**EXERCISE REQUIREMENTS:**
Copy the listing below in full and skip every picture.

## begin DATASET RECORDS

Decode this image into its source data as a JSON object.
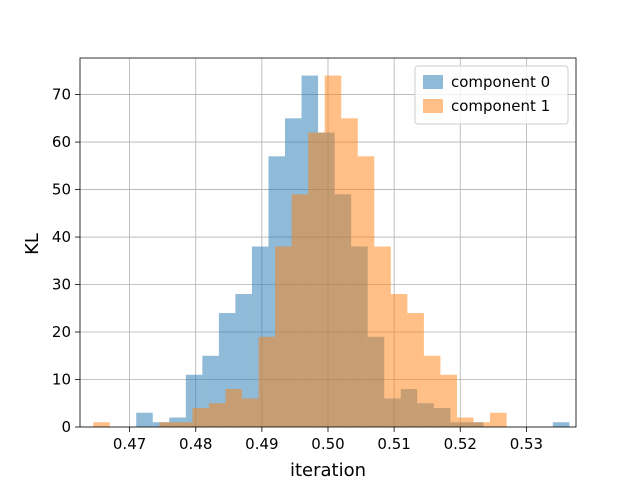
{
  "chart_data": {
    "type": "bar",
    "subtype": "histogram",
    "title": "",
    "xlabel": "iteration",
    "ylabel": "KL",
    "xlim": [
      0.4625,
      0.5375
    ],
    "ylim": [
      0,
      77.7
    ],
    "xticks": [
      "0.47",
      "0.48",
      "0.49",
      "0.50",
      "0.51",
      "0.52",
      "0.53"
    ],
    "yticks": [
      "0",
      "10",
      "20",
      "30",
      "40",
      "50",
      "60",
      "70"
    ],
    "grid": true,
    "legend": "top-right",
    "series": [
      {
        "name": "component 0",
        "color": "#1f77b4",
        "alpha": 0.5,
        "bins": [
          {
            "x0": 0.471,
            "x1": 0.4735,
            "count": 3
          },
          {
            "x0": 0.4735,
            "x1": 0.476,
            "count": 1
          },
          {
            "x0": 0.476,
            "x1": 0.4785,
            "count": 2
          },
          {
            "x0": 0.4785,
            "x1": 0.481,
            "count": 11
          },
          {
            "x0": 0.481,
            "x1": 0.4835,
            "count": 15
          },
          {
            "x0": 0.4835,
            "x1": 0.486,
            "count": 24
          },
          {
            "x0": 0.486,
            "x1": 0.4885,
            "count": 28
          },
          {
            "x0": 0.4885,
            "x1": 0.491,
            "count": 38
          },
          {
            "x0": 0.491,
            "x1": 0.4935,
            "count": 57
          },
          {
            "x0": 0.4935,
            "x1": 0.496,
            "count": 65
          },
          {
            "x0": 0.496,
            "x1": 0.4985,
            "count": 74
          },
          {
            "x0": 0.4985,
            "x1": 0.501,
            "count": 62
          },
          {
            "x0": 0.501,
            "x1": 0.5035,
            "count": 49
          },
          {
            "x0": 0.5035,
            "x1": 0.506,
            "count": 38
          },
          {
            "x0": 0.506,
            "x1": 0.5085,
            "count": 19
          },
          {
            "x0": 0.5085,
            "x1": 0.511,
            "count": 6
          },
          {
            "x0": 0.511,
            "x1": 0.5135,
            "count": 8
          },
          {
            "x0": 0.5135,
            "x1": 0.516,
            "count": 5
          },
          {
            "x0": 0.516,
            "x1": 0.5185,
            "count": 4
          },
          {
            "x0": 0.5185,
            "x1": 0.521,
            "count": 1
          },
          {
            "x0": 0.521,
            "x1": 0.5235,
            "count": 1
          },
          {
            "x0": 0.534,
            "x1": 0.5365,
            "count": 1
          }
        ]
      },
      {
        "name": "component 1",
        "color": "#ff7f0e",
        "alpha": 0.5,
        "bins": [
          {
            "x0": 0.4645,
            "x1": 0.467,
            "count": 1
          },
          {
            "x0": 0.4745,
            "x1": 0.477,
            "count": 1
          },
          {
            "x0": 0.477,
            "x1": 0.4795,
            "count": 1
          },
          {
            "x0": 0.4795,
            "x1": 0.482,
            "count": 4
          },
          {
            "x0": 0.482,
            "x1": 0.4845,
            "count": 5
          },
          {
            "x0": 0.4845,
            "x1": 0.487,
            "count": 8
          },
          {
            "x0": 0.487,
            "x1": 0.4895,
            "count": 6
          },
          {
            "x0": 0.4895,
            "x1": 0.492,
            "count": 19
          },
          {
            "x0": 0.492,
            "x1": 0.4945,
            "count": 38
          },
          {
            "x0": 0.4945,
            "x1": 0.497,
            "count": 49
          },
          {
            "x0": 0.497,
            "x1": 0.4995,
            "count": 62
          },
          {
            "x0": 0.4995,
            "x1": 0.502,
            "count": 74
          },
          {
            "x0": 0.502,
            "x1": 0.5045,
            "count": 65
          },
          {
            "x0": 0.5045,
            "x1": 0.507,
            "count": 57
          },
          {
            "x0": 0.507,
            "x1": 0.5095,
            "count": 38
          },
          {
            "x0": 0.5095,
            "x1": 0.512,
            "count": 28
          },
          {
            "x0": 0.512,
            "x1": 0.5145,
            "count": 24
          },
          {
            "x0": 0.5145,
            "x1": 0.517,
            "count": 15
          },
          {
            "x0": 0.517,
            "x1": 0.5195,
            "count": 11
          },
          {
            "x0": 0.5195,
            "x1": 0.522,
            "count": 2
          },
          {
            "x0": 0.522,
            "x1": 0.5245,
            "count": 1
          },
          {
            "x0": 0.5245,
            "x1": 0.527,
            "count": 3
          }
        ]
      }
    ]
  }
}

## end DATASET RECORDS

**REPLY TO THE EXERCISE:**
Decode this image into its source data as a JSON object.
{
  "chart_data": {
    "type": "bar",
    "subtype": "histogram",
    "title": "",
    "xlabel": "iteration",
    "ylabel": "KL",
    "xlim": [
      0.4625,
      0.5375
    ],
    "ylim": [
      0,
      77.7
    ],
    "xticks": [
      "0.47",
      "0.48",
      "0.49",
      "0.50",
      "0.51",
      "0.52",
      "0.53"
    ],
    "yticks": [
      "0",
      "10",
      "20",
      "30",
      "40",
      "50",
      "60",
      "70"
    ],
    "grid": true,
    "legend": "top-right",
    "series": [
      {
        "name": "component 0",
        "color": "#1f77b4",
        "alpha": 0.5,
        "bins": [
          {
            "x0": 0.471,
            "x1": 0.4735,
            "count": 3
          },
          {
            "x0": 0.4735,
            "x1": 0.476,
            "count": 1
          },
          {
            "x0": 0.476,
            "x1": 0.4785,
            "count": 2
          },
          {
            "x0": 0.4785,
            "x1": 0.481,
            "count": 11
          },
          {
            "x0": 0.481,
            "x1": 0.4835,
            "count": 15
          },
          {
            "x0": 0.4835,
            "x1": 0.486,
            "count": 24
          },
          {
            "x0": 0.486,
            "x1": 0.4885,
            "count": 28
          },
          {
            "x0": 0.4885,
            "x1": 0.491,
            "count": 38
          },
          {
            "x0": 0.491,
            "x1": 0.4935,
            "count": 57
          },
          {
            "x0": 0.4935,
            "x1": 0.496,
            "count": 65
          },
          {
            "x0": 0.496,
            "x1": 0.4985,
            "count": 74
          },
          {
            "x0": 0.4985,
            "x1": 0.501,
            "count": 62
          },
          {
            "x0": 0.501,
            "x1": 0.5035,
            "count": 49
          },
          {
            "x0": 0.5035,
            "x1": 0.506,
            "count": 38
          },
          {
            "x0": 0.506,
            "x1": 0.5085,
            "count": 19
          },
          {
            "x0": 0.5085,
            "x1": 0.511,
            "count": 6
          },
          {
            "x0": 0.511,
            "x1": 0.5135,
            "count": 8
          },
          {
            "x0": 0.5135,
            "x1": 0.516,
            "count": 5
          },
          {
            "x0": 0.516,
            "x1": 0.5185,
            "count": 4
          },
          {
            "x0": 0.5185,
            "x1": 0.521,
            "count": 1
          },
          {
            "x0": 0.521,
            "x1": 0.5235,
            "count": 1
          },
          {
            "x0": 0.534,
            "x1": 0.5365,
            "count": 1
          }
        ]
      },
      {
        "name": "component 1",
        "color": "#ff7f0e",
        "alpha": 0.5,
        "bins": [
          {
            "x0": 0.4645,
            "x1": 0.467,
            "count": 1
          },
          {
            "x0": 0.4745,
            "x1": 0.477,
            "count": 1
          },
          {
            "x0": 0.477,
            "x1": 0.4795,
            "count": 1
          },
          {
            "x0": 0.4795,
            "x1": 0.482,
            "count": 4
          },
          {
            "x0": 0.482,
            "x1": 0.4845,
            "count": 5
          },
          {
            "x0": 0.4845,
            "x1": 0.487,
            "count": 8
          },
          {
            "x0": 0.487,
            "x1": 0.4895,
            "count": 6
          },
          {
            "x0": 0.4895,
            "x1": 0.492,
            "count": 19
          },
          {
            "x0": 0.492,
            "x1": 0.4945,
            "count": 38
          },
          {
            "x0": 0.4945,
            "x1": 0.497,
            "count": 49
          },
          {
            "x0": 0.497,
            "x1": 0.4995,
            "count": 62
          },
          {
            "x0": 0.4995,
            "x1": 0.502,
            "count": 74
          },
          {
            "x0": 0.502,
            "x1": 0.5045,
            "count": 65
          },
          {
            "x0": 0.5045,
            "x1": 0.507,
            "count": 57
          },
          {
            "x0": 0.507,
            "x1": 0.5095,
            "count": 38
          },
          {
            "x0": 0.5095,
            "x1": 0.512,
            "count": 28
          },
          {
            "x0": 0.512,
            "x1": 0.5145,
            "count": 24
          },
          {
            "x0": 0.5145,
            "x1": 0.517,
            "count": 15
          },
          {
            "x0": 0.517,
            "x1": 0.5195,
            "count": 11
          },
          {
            "x0": 0.5195,
            "x1": 0.522,
            "count": 2
          },
          {
            "x0": 0.522,
            "x1": 0.5245,
            "count": 1
          },
          {
            "x0": 0.5245,
            "x1": 0.527,
            "count": 3
          }
        ]
      }
    ]
  }
}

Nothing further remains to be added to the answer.